» GIVEN PROBLEM
Go through the data below. List every line that holds the word "Apply".

[START OF DATA FOR THIS TASK]

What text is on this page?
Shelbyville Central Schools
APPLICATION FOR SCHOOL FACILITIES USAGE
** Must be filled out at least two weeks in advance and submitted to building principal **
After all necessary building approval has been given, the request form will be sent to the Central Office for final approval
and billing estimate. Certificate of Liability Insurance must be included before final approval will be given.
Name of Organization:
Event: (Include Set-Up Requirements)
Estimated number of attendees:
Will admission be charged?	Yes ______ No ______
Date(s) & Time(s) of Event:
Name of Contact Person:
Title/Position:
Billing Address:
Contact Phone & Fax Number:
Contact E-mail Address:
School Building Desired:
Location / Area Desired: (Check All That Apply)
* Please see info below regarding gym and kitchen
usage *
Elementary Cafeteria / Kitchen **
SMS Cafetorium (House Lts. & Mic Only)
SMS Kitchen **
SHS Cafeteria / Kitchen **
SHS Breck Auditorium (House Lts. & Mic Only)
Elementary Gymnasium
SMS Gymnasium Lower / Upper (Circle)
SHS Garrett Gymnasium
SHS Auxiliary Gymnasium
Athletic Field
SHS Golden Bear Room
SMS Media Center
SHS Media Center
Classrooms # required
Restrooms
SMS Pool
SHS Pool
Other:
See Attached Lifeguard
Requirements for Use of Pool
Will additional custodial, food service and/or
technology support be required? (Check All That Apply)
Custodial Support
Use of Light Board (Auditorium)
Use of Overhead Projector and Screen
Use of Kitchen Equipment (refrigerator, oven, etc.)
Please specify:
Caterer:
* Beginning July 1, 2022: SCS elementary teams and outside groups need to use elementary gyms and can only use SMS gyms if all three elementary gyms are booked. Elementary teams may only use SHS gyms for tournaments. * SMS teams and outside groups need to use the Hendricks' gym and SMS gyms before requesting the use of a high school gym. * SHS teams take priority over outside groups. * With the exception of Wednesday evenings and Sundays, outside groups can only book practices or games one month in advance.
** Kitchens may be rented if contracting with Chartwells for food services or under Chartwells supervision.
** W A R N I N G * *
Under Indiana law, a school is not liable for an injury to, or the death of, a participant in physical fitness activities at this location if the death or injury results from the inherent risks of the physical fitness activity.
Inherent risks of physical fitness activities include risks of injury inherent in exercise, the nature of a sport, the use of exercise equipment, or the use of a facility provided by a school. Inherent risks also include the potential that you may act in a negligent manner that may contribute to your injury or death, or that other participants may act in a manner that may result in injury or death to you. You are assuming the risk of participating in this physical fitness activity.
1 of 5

[END OF DATA FOR THIS TASK]
[START OF DATA FOR THIS TASK]

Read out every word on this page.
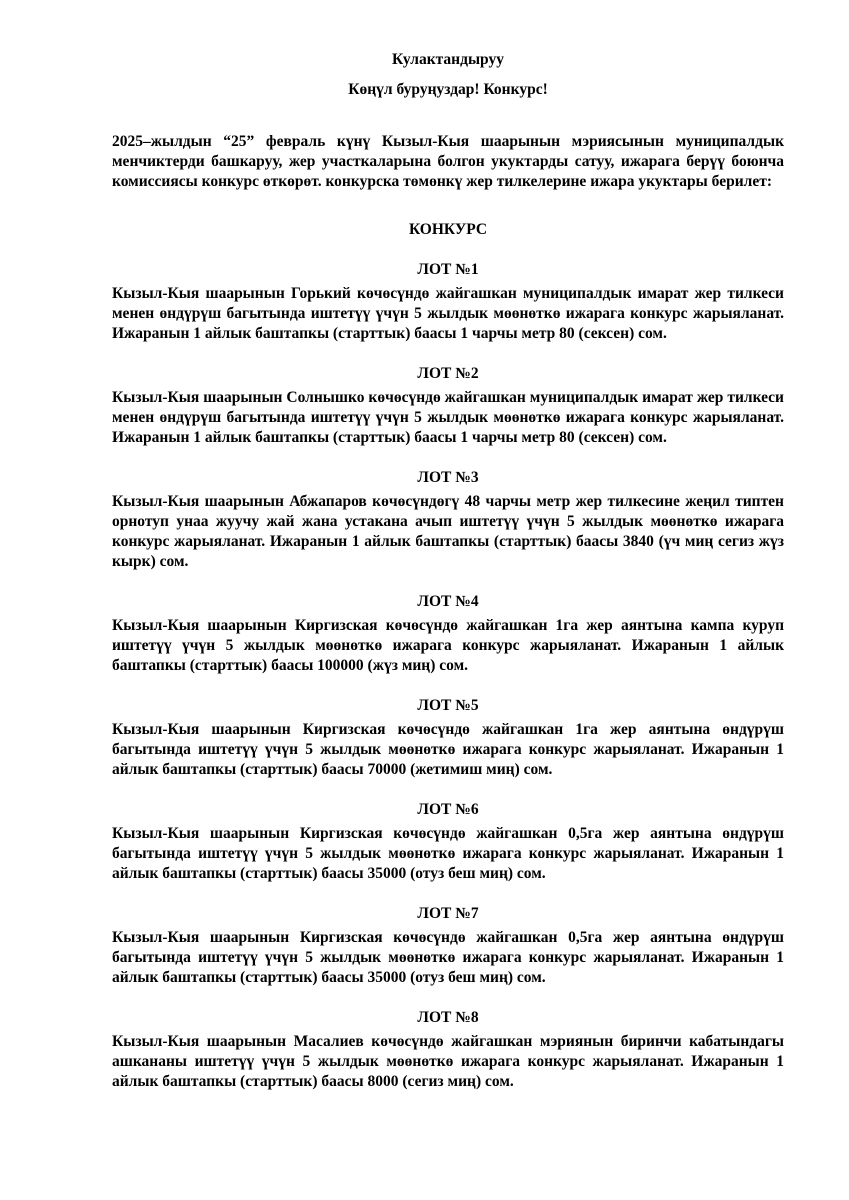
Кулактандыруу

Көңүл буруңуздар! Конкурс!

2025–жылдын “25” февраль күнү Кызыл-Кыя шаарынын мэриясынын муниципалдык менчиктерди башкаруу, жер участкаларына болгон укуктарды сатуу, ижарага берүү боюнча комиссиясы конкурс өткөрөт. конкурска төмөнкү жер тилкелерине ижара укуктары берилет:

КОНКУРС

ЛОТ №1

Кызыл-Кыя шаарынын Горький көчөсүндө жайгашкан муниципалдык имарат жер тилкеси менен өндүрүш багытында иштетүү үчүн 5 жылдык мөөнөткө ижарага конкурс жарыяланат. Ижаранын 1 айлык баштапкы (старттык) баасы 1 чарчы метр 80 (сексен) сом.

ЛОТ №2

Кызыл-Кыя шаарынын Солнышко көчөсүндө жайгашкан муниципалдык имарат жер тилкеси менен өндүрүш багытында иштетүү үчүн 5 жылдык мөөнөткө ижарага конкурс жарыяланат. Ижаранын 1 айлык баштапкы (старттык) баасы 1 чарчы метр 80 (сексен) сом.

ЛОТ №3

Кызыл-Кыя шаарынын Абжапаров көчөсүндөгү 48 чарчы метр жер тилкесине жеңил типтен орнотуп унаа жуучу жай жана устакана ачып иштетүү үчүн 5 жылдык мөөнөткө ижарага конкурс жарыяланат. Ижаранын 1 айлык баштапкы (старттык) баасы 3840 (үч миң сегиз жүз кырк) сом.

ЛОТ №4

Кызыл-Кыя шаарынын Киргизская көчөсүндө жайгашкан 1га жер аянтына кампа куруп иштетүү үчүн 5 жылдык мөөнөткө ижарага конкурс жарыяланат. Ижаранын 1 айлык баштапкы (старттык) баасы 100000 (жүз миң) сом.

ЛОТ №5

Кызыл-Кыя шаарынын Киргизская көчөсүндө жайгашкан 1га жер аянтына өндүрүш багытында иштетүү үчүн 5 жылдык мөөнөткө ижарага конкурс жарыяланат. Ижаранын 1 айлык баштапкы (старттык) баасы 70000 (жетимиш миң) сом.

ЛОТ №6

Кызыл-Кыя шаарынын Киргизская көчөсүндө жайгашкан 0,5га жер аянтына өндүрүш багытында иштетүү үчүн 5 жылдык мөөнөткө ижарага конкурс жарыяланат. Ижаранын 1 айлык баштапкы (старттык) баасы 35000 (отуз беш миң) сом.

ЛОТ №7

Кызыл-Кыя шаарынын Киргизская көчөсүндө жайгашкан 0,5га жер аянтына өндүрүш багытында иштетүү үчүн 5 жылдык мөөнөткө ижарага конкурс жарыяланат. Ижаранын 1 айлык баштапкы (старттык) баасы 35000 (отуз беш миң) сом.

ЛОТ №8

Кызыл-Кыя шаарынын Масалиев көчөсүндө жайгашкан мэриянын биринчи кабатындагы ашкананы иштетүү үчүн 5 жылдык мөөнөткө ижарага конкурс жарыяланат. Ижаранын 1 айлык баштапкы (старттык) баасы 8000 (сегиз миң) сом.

[END OF DATA FOR THIS TASK]

» CORRECT ANSWER
Location / Area Desired: (Check All That Apply)
technology support be required? (Check All That Apply)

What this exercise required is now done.